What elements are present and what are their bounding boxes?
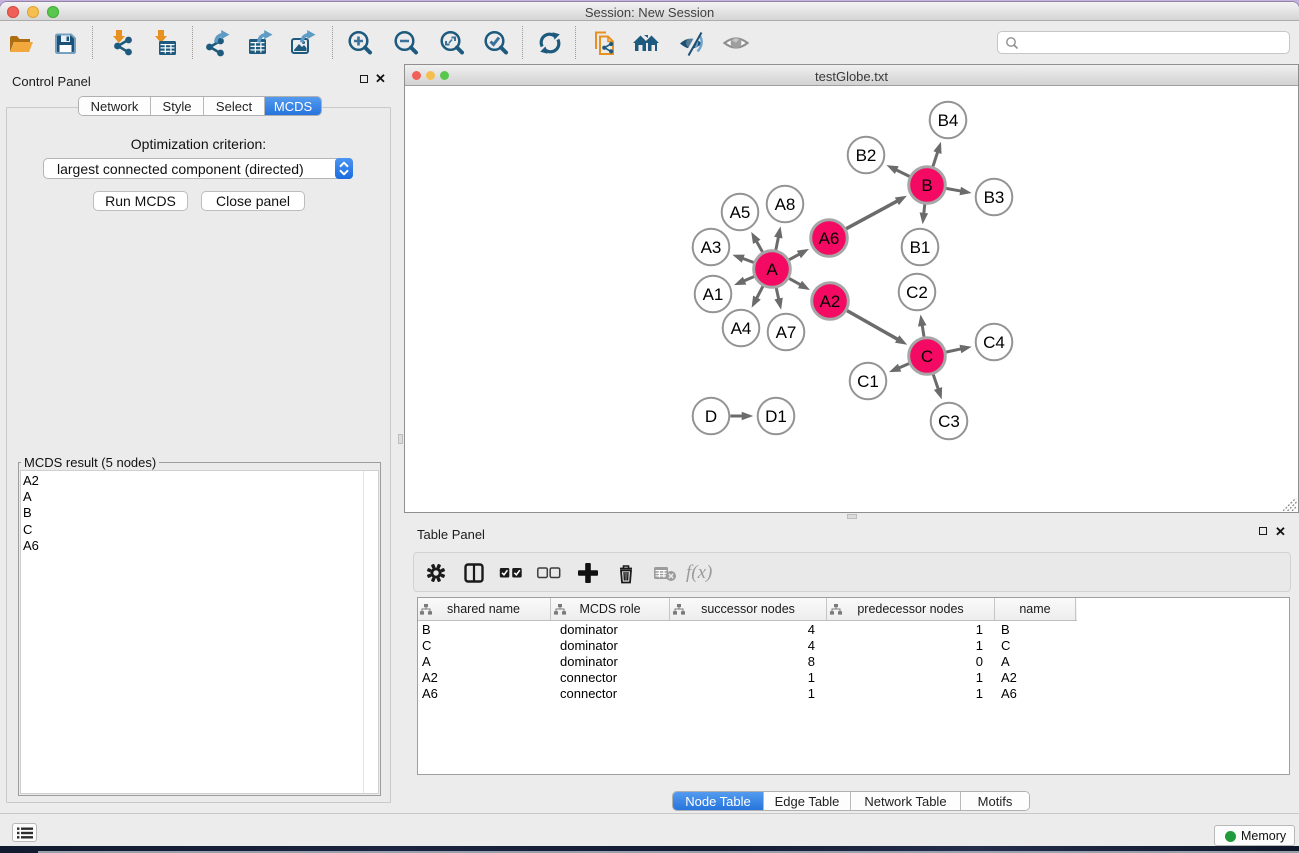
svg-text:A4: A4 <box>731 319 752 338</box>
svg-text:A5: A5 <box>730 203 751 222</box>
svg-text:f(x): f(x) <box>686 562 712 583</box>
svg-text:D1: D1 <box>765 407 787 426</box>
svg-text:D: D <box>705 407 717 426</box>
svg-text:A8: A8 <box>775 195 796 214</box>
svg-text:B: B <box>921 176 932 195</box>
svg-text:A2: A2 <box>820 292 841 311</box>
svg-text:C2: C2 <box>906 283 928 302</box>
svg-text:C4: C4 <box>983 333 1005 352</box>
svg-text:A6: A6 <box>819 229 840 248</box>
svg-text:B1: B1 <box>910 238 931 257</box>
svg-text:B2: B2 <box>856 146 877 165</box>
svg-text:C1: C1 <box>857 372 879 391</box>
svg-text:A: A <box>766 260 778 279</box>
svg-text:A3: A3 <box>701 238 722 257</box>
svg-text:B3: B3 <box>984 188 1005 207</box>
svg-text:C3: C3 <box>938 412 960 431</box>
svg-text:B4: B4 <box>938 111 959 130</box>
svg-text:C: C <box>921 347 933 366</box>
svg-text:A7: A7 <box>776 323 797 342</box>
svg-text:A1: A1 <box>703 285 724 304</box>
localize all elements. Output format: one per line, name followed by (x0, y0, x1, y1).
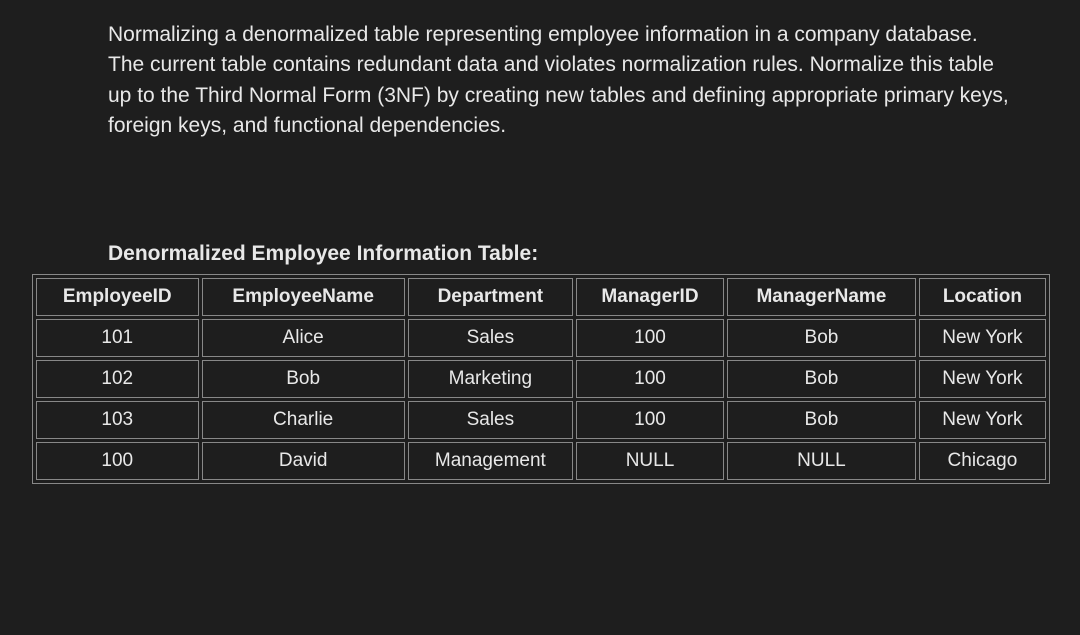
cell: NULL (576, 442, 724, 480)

•••

• **Exercise brief**
Render all the data above as a JSON list of strings, one string per line, leaving out blank lines and the pictures.

• **Written answer**
[
  "What elements are present and what are their bounding boxes?",
  "svg-text:A4: A4 <box>731 319 752 338</box>",
  "svg-text:A5: A5 <box>730 203 751 222</box>",
  "svg-text:f(x): f(x) <box>686 562 712 583</box>",
  "svg-text:D1: D1 <box>765 407 787 426</box>",
  "svg-text:D: D <box>705 407 717 426</box>",
  "svg-text:A8: A8 <box>775 195 796 214</box>",
  "svg-text:B: B <box>921 176 932 195</box>",
  "svg-text:A2: A2 <box>820 292 841 311</box>",
  "svg-text:C2: C2 <box>906 283 928 302</box>",
  "svg-text:C4: C4 <box>983 333 1005 352</box>",
  "svg-text:A6: A6 <box>819 229 840 248</box>",
  "svg-text:B1: B1 <box>910 238 931 257</box>",
  "svg-text:B2: B2 <box>856 146 877 165</box>",
  "svg-text:C1: C1 <box>857 372 879 391</box>",
  "svg-text:A: A <box>766 260 778 279</box>",
  "svg-text:A3: A3 <box>701 238 722 257</box>",
  "svg-text:B3: B3 <box>984 188 1005 207</box>",
  "svg-text:C3: C3 <box>938 412 960 431</box>",
  "svg-text:B4: B4 <box>938 111 959 130</box>",
  "svg-text:C: C <box>921 347 933 366</box>",
  "svg-text:A7: A7 <box>776 323 797 342</box>",
  "svg-text:A1: A1 <box>703 285 724 304</box>",
  "localize all elements. Output format: one per line, name followed by (x0, y0, x1, y1).",
  "cell: NULL (576, 442, 724, 480)"
]